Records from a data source
+ + + + +

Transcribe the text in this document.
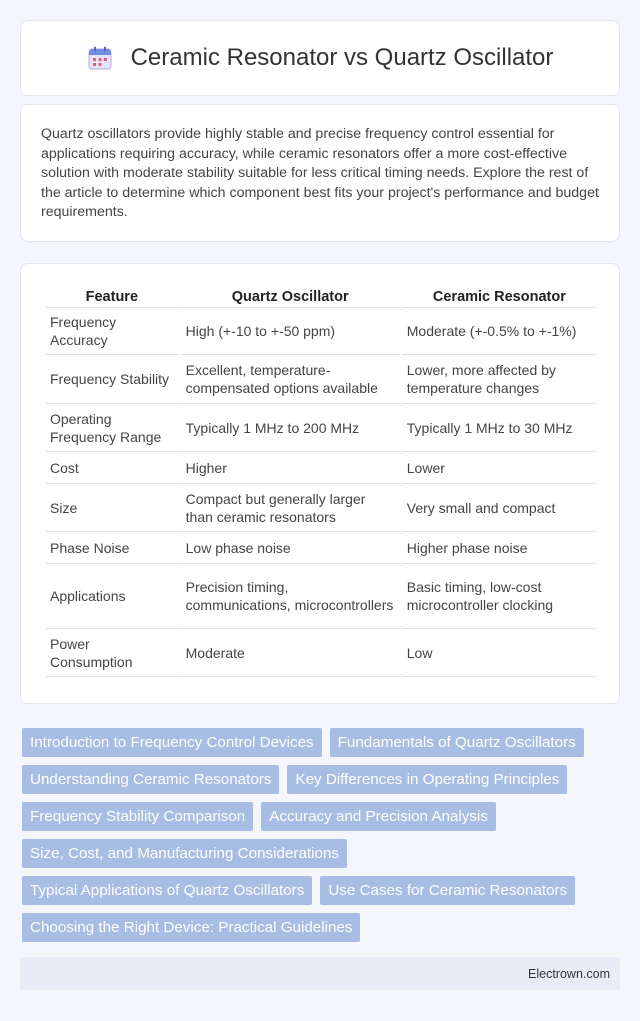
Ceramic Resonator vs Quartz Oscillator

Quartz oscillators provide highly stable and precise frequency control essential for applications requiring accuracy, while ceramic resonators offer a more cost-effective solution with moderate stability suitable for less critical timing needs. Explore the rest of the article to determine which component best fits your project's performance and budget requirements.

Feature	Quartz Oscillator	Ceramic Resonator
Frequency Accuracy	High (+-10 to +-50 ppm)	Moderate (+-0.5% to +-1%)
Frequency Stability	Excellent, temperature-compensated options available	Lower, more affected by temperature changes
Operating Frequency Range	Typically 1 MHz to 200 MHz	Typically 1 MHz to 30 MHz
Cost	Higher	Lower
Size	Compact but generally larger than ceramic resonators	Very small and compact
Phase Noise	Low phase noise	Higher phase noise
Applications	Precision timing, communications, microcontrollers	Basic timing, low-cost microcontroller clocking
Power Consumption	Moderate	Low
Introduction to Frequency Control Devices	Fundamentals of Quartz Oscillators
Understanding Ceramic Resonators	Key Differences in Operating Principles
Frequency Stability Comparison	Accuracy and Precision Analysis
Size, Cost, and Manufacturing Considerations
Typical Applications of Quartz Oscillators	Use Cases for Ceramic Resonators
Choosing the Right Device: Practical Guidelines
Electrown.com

+ + + + +

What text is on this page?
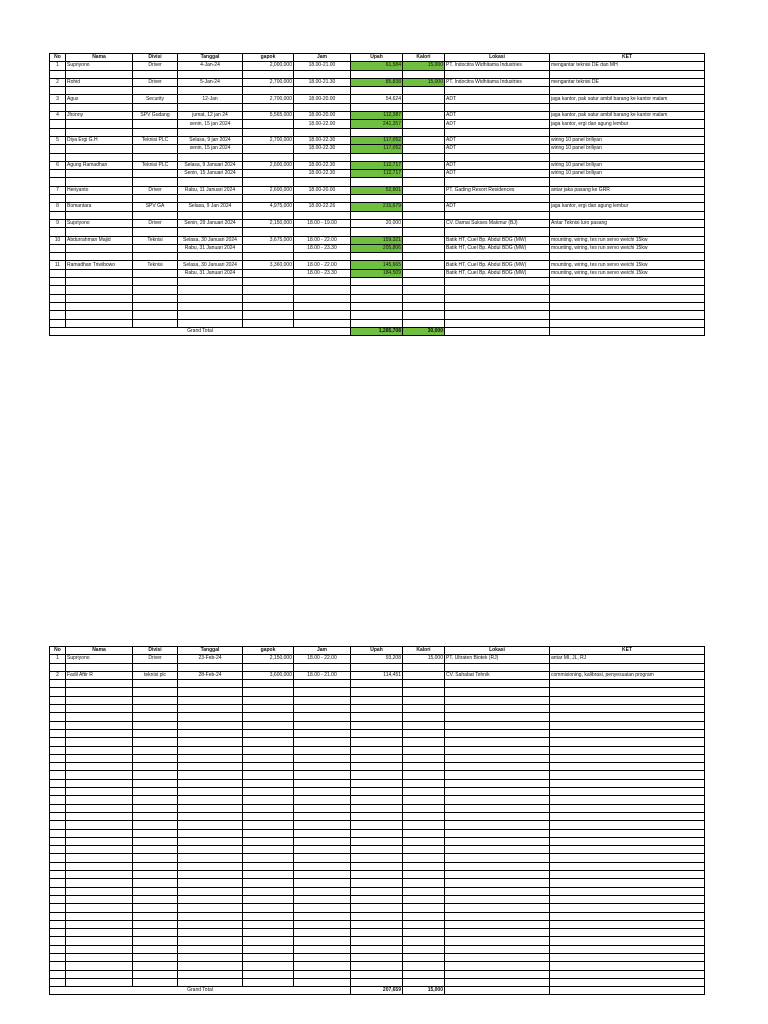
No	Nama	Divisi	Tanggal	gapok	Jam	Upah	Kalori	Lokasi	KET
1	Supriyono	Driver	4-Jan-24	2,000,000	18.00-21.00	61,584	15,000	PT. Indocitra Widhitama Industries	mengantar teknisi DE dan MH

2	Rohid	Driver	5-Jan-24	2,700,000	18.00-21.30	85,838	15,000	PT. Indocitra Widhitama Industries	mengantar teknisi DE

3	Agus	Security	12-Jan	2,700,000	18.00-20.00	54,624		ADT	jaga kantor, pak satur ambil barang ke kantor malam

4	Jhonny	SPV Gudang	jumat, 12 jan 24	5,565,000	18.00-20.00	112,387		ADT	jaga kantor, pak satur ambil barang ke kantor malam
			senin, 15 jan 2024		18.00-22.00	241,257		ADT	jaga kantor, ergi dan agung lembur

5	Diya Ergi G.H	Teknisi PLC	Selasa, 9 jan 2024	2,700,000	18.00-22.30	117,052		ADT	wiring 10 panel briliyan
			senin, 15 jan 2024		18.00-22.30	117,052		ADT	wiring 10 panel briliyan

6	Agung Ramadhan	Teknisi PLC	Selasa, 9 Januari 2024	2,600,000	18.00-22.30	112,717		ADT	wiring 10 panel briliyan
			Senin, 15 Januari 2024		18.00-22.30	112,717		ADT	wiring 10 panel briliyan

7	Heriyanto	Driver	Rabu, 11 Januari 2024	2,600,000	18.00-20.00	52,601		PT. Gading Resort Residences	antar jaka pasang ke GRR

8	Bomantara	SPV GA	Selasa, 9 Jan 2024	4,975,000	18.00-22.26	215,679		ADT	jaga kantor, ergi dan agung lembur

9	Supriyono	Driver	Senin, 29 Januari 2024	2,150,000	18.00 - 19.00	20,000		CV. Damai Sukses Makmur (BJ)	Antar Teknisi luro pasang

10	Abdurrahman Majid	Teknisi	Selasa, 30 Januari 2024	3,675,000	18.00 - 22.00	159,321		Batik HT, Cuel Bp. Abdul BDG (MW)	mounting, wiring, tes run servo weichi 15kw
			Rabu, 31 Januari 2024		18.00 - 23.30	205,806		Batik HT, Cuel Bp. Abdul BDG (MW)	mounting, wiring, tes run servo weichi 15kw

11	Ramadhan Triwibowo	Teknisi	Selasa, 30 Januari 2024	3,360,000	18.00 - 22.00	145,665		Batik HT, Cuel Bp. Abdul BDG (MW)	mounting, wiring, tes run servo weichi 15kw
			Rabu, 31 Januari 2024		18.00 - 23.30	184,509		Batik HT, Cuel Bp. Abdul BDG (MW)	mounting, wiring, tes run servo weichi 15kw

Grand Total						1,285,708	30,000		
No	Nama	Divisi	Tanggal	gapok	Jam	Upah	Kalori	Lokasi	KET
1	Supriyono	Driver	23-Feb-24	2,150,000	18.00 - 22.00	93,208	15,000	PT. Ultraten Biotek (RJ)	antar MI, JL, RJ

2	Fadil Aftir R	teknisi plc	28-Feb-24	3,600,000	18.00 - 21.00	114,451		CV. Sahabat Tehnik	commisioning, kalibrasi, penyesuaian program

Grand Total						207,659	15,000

+ + + + +

> **Problem requirements**
Show every line from the listing above in which the string "mengantar" appears.

> **Solution to this problem**
1	Supriyono	Driver	4-Jan-24	2,000,000	18.00-21.00	61,584	15,000	PT. Indocitra Widhitama Industries	mengantar teknisi DE dan MH
2	Rohid	Driver	5-Jan-24	2,700,000	18.00-21.30	85,838	15,000	PT. Indocitra Widhitama Industries	mengantar teknisi DE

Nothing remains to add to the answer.